• DOCUMENT SEGMENT:
Start of Block

The U.S. Military's Most Dangerous Enemy (and It's Not Russia or China)
Recently, the term “toxic leadership” has broken into mainstream culture. Where it used to mainly occupy wardrooms, ready rooms, and professional journals, it’s now entered the lexicon of pop psychology and management consultants. The military, to its credit, has devoted much time and energy to the study of leadership, probably much more than the civilian world. It has been trying to address the toxic leadership problem for years, with little success.
The problem the military faces is that it seems to be stuck relieving commanders after they fail, instead of figuring out how those people got to be in charge in the first place. Way too often, there’s just a high–profile relief of some kind. For example, Lt. Col. Armando Gonzalez was relieved of command of Marine Wing Support Squadron 371 “after an investigation determined he had created a toxic work environment and allegedly made racist, sexist and other unacceptable comments about personnel who worked for him,” Marine Corps Times reported in November 2016. His firing ended his reign of toxicity, but how did he did so far in his career in the first place? Like this and other cases, the toxic leader is gone, and the service goes on thinking the problem has been solved. Until the next one. To end this cycle, the military has to start fixing the problem before they become commanding officers, not after.
Why do we see cases of commanders so immature that they throw things during meetings or put master chiefs in “time outs” like children? Every commander has spent years doing what the institution judged as the right things — completing key assignments, going to the right schools, and getting good evaluations the whole way. Were those leaders holding those impulses inside for nearly 20 years as they climbed the ladder, just waiting to take a unit’s colors, whereupon they could finally start assaulting their subordinates?
Perhaps the problem stems from a lax command selection process. Selection for command is first a product of the promotion rates for O-2 to O-5. An officer has to successfully pass through four promotion boards of increasing difficulty. O-5s are in the top third of their original contemporaries, purely by virtue of their promotion boards. Many more of those officers’ potential competitors self-attrite for a variety of reasons and get out along the way.
Then, the services select the best of those to slate the various commands. At least according to the standards the military has set for them, those selected for command are an extremely elite group. After another round of culling for O-6 command, doubly so. If the system is working as advertised, there shouldn’t be any toxic leaders, or at least so few that they are the stuff of legend, not semi-regular characters in military life. That they seem to exist in any numbers means that the system isn’t working when it comes to selecting qualities desired in leaders.
A “toxic leader” is different from just a poor leader. A poor leader is one who fails his mission or his people. A toxic leader fails at the mission and fails his people. His command fails by both external and internal measures.
Just being incompetent or ineffective doesn’t make a leader toxic. While a leader with those traits can definitely be difficult to serve under, a competent supporting staff can mask a commanding officer technical incompetence.

End of Block

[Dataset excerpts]
Start of Block

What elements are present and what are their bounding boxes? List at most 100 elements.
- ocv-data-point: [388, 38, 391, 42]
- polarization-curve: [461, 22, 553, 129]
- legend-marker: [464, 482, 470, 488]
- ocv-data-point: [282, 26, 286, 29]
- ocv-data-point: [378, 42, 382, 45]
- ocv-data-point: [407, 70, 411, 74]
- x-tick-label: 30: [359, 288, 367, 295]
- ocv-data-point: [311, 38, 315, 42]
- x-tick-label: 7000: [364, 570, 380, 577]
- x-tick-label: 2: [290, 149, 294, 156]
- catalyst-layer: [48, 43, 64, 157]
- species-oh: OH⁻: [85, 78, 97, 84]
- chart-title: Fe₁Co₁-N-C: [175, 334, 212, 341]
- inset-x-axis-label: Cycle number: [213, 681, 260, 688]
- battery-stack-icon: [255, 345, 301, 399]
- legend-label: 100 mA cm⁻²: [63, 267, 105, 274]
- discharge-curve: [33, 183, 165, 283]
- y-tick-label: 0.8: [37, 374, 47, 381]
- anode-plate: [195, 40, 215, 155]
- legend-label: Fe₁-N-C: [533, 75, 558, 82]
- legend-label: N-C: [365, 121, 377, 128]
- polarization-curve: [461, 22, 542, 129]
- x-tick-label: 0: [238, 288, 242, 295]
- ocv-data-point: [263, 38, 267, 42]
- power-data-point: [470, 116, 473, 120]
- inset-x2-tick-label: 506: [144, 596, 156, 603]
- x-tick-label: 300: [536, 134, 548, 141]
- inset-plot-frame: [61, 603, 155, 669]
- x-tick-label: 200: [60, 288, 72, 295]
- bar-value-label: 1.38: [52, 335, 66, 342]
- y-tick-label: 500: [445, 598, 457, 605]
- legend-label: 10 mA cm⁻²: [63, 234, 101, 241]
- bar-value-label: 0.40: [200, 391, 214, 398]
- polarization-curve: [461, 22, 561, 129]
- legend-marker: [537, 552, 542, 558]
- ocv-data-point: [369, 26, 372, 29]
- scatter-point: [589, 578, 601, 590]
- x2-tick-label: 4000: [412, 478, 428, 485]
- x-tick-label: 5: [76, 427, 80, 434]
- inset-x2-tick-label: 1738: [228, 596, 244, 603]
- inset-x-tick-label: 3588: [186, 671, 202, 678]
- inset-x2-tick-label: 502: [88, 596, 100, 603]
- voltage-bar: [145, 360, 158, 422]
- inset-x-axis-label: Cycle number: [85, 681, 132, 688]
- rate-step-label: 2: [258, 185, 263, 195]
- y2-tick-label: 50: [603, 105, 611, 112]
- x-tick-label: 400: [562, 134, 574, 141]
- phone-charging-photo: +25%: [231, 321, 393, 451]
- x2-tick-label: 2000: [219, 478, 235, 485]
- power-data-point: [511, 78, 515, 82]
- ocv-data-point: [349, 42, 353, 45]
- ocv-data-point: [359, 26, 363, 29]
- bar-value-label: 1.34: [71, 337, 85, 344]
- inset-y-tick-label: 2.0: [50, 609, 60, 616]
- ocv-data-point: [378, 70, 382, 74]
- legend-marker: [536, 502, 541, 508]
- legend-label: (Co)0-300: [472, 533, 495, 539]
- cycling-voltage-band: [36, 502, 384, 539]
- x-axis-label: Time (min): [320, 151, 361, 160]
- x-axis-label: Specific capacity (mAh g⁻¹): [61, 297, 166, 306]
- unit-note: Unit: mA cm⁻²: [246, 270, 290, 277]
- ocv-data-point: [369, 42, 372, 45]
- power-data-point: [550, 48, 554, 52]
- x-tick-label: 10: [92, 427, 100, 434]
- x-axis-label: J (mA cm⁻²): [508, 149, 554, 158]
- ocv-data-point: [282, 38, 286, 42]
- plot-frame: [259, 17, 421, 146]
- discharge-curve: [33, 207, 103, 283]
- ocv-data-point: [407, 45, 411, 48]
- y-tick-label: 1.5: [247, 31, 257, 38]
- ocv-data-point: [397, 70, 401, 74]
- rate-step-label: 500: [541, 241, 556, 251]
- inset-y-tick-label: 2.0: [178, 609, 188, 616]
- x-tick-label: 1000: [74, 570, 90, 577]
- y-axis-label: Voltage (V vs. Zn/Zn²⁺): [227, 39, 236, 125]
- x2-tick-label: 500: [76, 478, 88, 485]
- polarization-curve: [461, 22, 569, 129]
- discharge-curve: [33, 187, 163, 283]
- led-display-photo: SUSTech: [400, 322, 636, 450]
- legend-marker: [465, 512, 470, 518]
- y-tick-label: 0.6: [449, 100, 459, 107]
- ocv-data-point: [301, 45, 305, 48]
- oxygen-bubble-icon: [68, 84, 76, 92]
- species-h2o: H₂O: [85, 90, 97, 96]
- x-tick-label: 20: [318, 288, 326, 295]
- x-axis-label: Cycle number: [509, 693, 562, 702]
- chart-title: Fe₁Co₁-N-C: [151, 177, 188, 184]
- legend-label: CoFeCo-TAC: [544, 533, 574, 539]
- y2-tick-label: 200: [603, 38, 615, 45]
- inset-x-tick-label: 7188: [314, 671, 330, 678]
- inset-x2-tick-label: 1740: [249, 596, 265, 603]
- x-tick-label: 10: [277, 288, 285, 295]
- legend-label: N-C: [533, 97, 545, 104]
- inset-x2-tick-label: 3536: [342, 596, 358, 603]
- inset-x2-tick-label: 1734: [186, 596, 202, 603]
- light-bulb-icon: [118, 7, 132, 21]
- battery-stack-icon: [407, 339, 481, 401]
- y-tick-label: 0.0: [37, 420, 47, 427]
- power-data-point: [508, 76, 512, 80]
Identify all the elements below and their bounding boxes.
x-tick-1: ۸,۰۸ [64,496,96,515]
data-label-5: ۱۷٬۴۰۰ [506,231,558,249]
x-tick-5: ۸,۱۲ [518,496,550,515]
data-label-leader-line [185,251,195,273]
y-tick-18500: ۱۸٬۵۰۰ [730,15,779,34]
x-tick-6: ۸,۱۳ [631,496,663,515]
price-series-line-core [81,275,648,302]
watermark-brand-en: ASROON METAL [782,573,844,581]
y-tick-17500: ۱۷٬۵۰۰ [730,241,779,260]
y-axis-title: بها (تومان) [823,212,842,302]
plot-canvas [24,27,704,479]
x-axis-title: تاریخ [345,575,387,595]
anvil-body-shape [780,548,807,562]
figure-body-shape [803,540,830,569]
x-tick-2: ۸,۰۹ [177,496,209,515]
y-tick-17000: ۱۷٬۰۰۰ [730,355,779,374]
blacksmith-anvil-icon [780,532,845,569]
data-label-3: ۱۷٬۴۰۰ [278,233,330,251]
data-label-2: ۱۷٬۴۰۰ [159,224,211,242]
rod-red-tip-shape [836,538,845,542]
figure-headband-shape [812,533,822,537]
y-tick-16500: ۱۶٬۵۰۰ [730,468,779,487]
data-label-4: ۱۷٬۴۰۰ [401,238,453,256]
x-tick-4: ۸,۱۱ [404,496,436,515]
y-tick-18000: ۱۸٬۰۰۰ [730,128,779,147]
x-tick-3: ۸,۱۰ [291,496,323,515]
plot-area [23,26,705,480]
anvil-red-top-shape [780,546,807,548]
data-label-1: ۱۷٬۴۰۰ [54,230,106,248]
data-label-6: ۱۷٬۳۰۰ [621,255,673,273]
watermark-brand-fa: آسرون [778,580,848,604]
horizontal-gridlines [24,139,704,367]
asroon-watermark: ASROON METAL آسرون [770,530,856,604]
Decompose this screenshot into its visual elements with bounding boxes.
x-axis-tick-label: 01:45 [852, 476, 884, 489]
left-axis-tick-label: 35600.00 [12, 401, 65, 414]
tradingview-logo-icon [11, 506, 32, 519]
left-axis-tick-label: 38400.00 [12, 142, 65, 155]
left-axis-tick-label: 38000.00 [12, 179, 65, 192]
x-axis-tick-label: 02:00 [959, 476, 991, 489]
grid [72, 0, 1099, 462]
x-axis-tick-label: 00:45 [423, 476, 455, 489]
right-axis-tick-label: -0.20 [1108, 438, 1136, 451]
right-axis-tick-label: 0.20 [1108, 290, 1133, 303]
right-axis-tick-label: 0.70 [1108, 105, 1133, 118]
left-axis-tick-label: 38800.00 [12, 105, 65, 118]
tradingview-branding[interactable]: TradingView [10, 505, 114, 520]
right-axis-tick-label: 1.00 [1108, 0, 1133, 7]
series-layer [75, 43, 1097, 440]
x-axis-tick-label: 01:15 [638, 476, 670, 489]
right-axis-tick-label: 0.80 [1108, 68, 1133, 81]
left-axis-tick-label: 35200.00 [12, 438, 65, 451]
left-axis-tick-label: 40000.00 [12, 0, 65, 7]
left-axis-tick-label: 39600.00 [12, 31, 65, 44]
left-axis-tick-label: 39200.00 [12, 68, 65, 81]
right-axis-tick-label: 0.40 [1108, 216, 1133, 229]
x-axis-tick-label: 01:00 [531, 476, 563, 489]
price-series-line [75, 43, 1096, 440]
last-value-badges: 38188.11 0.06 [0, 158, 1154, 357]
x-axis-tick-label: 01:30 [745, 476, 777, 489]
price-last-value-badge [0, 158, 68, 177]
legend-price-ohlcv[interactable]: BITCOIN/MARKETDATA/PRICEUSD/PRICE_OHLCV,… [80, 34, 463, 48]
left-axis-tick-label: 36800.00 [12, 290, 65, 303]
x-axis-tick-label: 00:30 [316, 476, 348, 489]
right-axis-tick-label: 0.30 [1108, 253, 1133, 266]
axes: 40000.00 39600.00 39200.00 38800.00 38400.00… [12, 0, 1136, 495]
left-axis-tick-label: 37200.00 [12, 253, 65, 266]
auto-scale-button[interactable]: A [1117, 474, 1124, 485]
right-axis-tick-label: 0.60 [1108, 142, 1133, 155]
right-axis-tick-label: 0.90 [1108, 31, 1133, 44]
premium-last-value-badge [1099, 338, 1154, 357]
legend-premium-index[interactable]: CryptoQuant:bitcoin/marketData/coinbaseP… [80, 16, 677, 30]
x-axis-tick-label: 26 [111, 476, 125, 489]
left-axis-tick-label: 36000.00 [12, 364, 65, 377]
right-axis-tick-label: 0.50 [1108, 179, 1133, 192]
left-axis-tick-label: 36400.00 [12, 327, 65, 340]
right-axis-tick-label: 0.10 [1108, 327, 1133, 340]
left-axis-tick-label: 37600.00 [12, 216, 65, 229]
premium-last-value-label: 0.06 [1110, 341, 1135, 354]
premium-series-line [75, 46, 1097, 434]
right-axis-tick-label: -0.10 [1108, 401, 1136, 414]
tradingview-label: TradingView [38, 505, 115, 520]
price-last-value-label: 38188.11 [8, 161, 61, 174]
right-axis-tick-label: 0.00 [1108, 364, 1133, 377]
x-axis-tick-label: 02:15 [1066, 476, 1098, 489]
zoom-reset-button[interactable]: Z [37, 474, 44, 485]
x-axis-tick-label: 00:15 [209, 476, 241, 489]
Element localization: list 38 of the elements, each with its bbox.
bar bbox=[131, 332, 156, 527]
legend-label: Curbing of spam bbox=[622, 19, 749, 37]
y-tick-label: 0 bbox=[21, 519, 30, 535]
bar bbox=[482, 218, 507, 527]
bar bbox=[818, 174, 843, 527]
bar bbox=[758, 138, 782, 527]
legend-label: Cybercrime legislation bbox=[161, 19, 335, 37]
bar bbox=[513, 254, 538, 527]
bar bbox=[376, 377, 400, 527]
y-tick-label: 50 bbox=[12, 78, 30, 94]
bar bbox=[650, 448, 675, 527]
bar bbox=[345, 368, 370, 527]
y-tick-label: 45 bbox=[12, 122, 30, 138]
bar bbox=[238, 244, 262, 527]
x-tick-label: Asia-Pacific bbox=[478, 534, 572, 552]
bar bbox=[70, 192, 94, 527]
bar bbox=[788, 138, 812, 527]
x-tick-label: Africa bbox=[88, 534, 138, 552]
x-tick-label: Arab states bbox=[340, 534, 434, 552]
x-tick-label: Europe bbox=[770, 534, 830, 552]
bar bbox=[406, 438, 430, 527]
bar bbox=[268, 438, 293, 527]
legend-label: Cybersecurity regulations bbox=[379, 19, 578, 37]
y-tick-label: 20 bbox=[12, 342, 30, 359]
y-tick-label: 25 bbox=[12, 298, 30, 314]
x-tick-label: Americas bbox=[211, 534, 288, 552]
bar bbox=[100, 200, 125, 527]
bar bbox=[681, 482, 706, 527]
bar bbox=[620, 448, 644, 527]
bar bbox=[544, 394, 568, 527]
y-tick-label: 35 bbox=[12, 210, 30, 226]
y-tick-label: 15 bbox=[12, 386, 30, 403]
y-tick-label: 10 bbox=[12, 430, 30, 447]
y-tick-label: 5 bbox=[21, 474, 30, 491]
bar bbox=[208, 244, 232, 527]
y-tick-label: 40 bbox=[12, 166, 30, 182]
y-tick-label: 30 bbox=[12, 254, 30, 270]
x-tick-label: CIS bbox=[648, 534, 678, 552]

End of Block

• TASKS:
A – In the article on toxic military leadership, how many promotion boards must an officer pass through to reach O-5?
B – Transcribe the passage of the article on toxic military leadership that begins at the words "Why do we see" and stops after "assaulting their subordinates?".

• WRITTEN ANSWERS:
A – Four promotion boards of increasing difficulty.

B –
Why do we see cases of commanders so immature that they throw things during meetings or put master chiefs in “time outs” like children? Every commander has spent years doing what the institution judged as the right things — completing key assignments, going to the right schools, and getting good evaluations the whole way. Were those leaders holding those impulses inside for nearly 20 years as they climbed the ladder, just waiting to take a unit’s colors, whereupon they could finally start assaulting their subordinates?